-- start --
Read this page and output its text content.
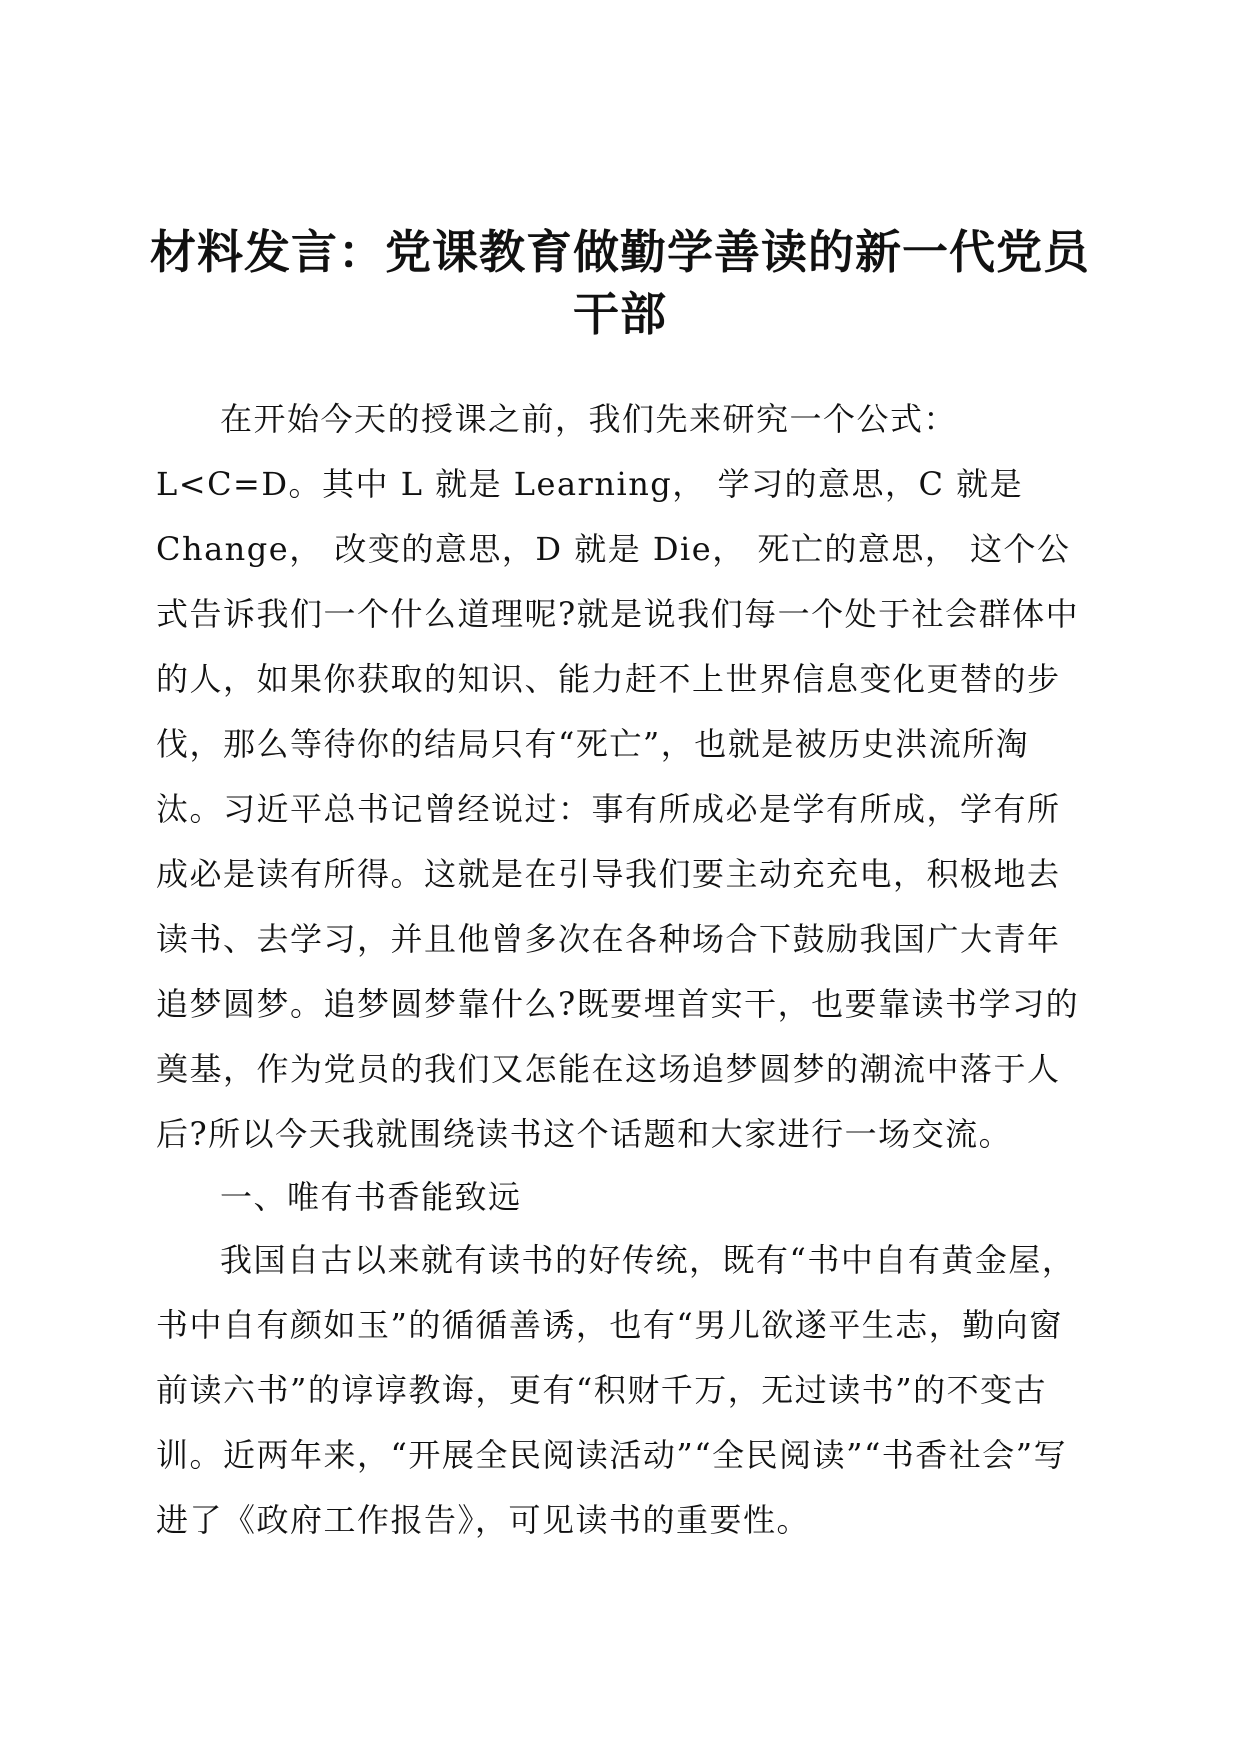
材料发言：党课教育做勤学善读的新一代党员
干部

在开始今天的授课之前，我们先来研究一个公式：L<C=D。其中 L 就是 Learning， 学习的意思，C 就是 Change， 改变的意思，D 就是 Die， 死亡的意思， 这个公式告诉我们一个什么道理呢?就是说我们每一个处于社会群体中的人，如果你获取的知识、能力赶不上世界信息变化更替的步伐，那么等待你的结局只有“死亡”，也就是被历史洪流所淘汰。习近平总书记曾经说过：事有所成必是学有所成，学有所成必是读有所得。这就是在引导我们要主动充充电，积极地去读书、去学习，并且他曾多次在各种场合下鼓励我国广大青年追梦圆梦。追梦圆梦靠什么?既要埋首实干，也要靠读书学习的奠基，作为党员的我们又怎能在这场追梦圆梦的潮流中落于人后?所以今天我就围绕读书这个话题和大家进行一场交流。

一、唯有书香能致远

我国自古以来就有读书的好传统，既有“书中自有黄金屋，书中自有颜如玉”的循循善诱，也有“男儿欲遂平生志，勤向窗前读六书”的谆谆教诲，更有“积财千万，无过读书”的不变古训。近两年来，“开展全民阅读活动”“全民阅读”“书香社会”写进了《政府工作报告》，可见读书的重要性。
-- end --
▶ **Do this**: Write out the data precisely as given, excluding the pictures.

▶ **Result**:
Read this page and output its text content.
材料发言：党课教育做勤学善读的新一代党员
干部

在开始今天的授课之前，我们先来研究一个公式：L<C=D。其中 L 就是 Learning， 学习的意思，C 就是 Change， 改变的意思，D 就是 Die， 死亡的意思， 这个公式告诉我们一个什么道理呢?就是说我们每一个处于社会群体中的人，如果你获取的知识、能力赶不上世界信息变化更替的步伐，那么等待你的结局只有“死亡”，也就是被历史洪流所淘汰。习近平总书记曾经说过：事有所成必是学有所成，学有所成必是读有所得。这就是在引导我们要主动充充电，积极地去读书、去学习，并且他曾多次在各种场合下鼓励我国广大青年追梦圆梦。追梦圆梦靠什么?既要埋首实干，也要靠读书学习的奠基，作为党员的我们又怎能在这场追梦圆梦的潮流中落于人后?所以今天我就围绕读书这个话题和大家进行一场交流。

一、唯有书香能致远

我国自古以来就有读书的好传统，既有“书中自有黄金屋，书中自有颜如玉”的循循善诱，也有“男儿欲遂平生志，勤向窗前读六书”的谆谆教诲，更有“积财千万，无过读书”的不变古训。近两年来，“开展全民阅读活动”“全民阅读”“书香社会”写进了《政府工作报告》，可见读书的重要性。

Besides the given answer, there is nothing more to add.